• INPUT RECORDS
>>>>
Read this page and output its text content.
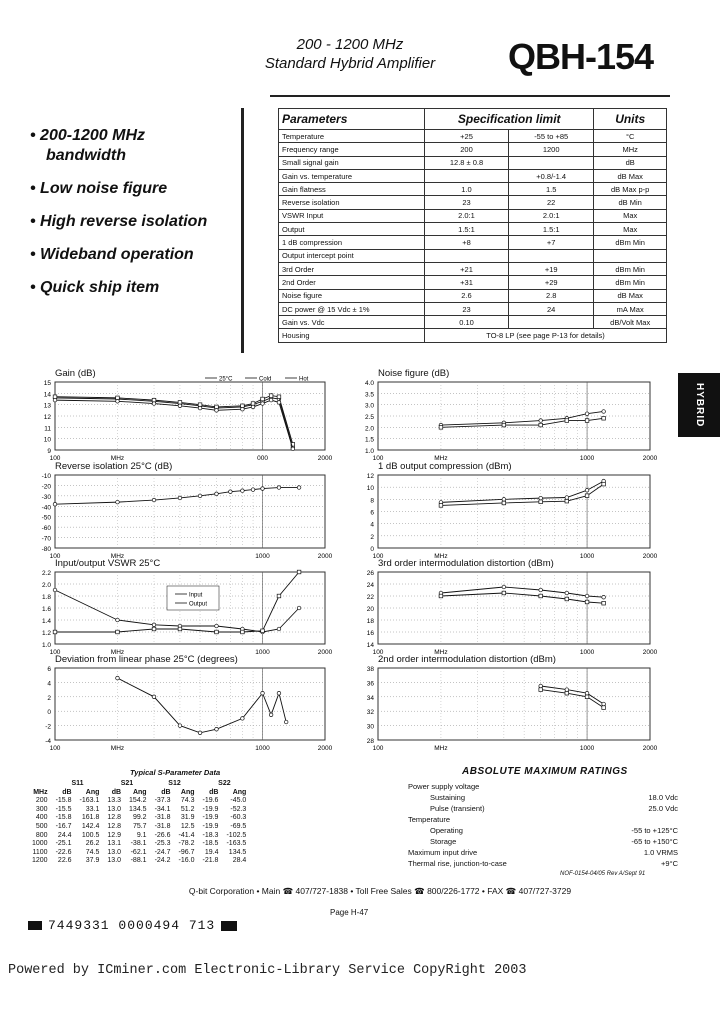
200 - 1200 MHz
Standard Hybrid Amplifier	QBH-154
• 200-1200 MHz
bandwidth
• Low noise figure
• High reverse isolation
• Wideband operation
• Quick ship item
Parameters	Specification limit		Units
Temperature	+25	-55 to +85	°C
Frequency range	200	1200	MHz
Small signal gain	12.8 ± 0.8		dB
Gain vs. temperature		+0.8/-1.4	dB Max
Gain flatness	1.0	1.5	dB Max p-p
Reverse isolation	23	22	dB Min
VSWR Input	2.0:1	2.0:1	Max
Output	1.5:1	1.5:1	Max
1 dB compression	+8	+7	dBm Min
Output intercept point			
3rd Order	+21	+19	dBm Min
2nd Order	+31	+29	dBm Min
Noise figure	2.6	2.8	dB Max
DC power @ 15 Vdc ± 1%	23	24	mA Max
Gain vs. Vdc	0.10		dB/Volt Max
Housing	TO-8 LP (see page P-13 for details)		
HYBRID
Gain (dB)
15
14
13
12
11
10
9
100	MHz	000	2000
25°C	Cold	Hot
Noise figure (dB)
4.0
3.5
3.0
2.5
2.0
1.5
1.0
100	MHz	1000	2000
Reverse isolation 25°C (dB)
-10
-20
-30
-40
-50
-60
-70
-80
100	MHz	1000	2000
1 dB output compression (dBm)
12
10
8
6
4
2
0
100	MHz	1000	2000
Input/output VSWR 25°C
2.2
2.0
1.8
1.6
1.4
1.2
1.0
100	MHz	1000	2000
Input
Output
3rd order intermodulation distortion (dBm)
26
24
22
20
18
16
14
100	MHz	1000	2000
Deviation from linear phase 25°C (degrees)
6
4
2
0
-2
-4
100	MHz	1000	2000
2nd order intermodulation distortion (dBm)
38
36
34
32
30
28
100	MHz	1000	2000
Typical S-Parameter Data
	S11		S21		S12		S22	
MHz	dB	Ang	dB	Ang	dB	Ang	dB	Ang
200	-15.8	-163.1	13.3	154.2	-37.3	74.3	-19.6	-45.0
300	-15.5	33.1	13.0	134.5	-34.1	51.2	-19.9	-52.3
400	-15.8	161.8	12.8	99.2	-31.8	31.9	-19.9	-60.3
500	-16.7	142.4	12.8	75.7	-31.8	12.5	-19.9	-69.5
800	24.4	100.5	12.9	9.1	-26.6	-41.4	-18.3	-102.5
1000	-25.1	26.2	13.1	-38.1	-25.3	-78.2	-18.5	-163.5
1100	-22.6	74.5	13.0	-62.1	-24.7	-96.7	19.4	134.5
1200	22.6	37.9	13.0	-88.1	-24.2	-16.0	-21.8	28.4
ABSOLUTE MAXIMUM RATINGS
Power supply voltage
Sustaining	18.0 Vdc
Pulse (transient)	25.0 Vdc
Temperature
Operating	-55 to +125°C
Storage	-65 to +150°C
Maximum input drive	1.0 VRMS
Thermal rise, junction-to-case	+9°C
NOF-0154-04/05 Rev A/Sept 91
Q-bit Corporation • Main ☎ 407/727-1838 • Toll Free Sales ☎ 800/226-1772 • FAX ☎ 407/727-3729
Page H-47
7449331 0000494 713
Powered by ICminer.com Electronic-Library Service CopyRight 2003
<<<<
• TASK INSTRUCTIONS
Among the entries above, how many lines hold the word "compression"? Reply with only that number.

• SOLVED PROBLEM
2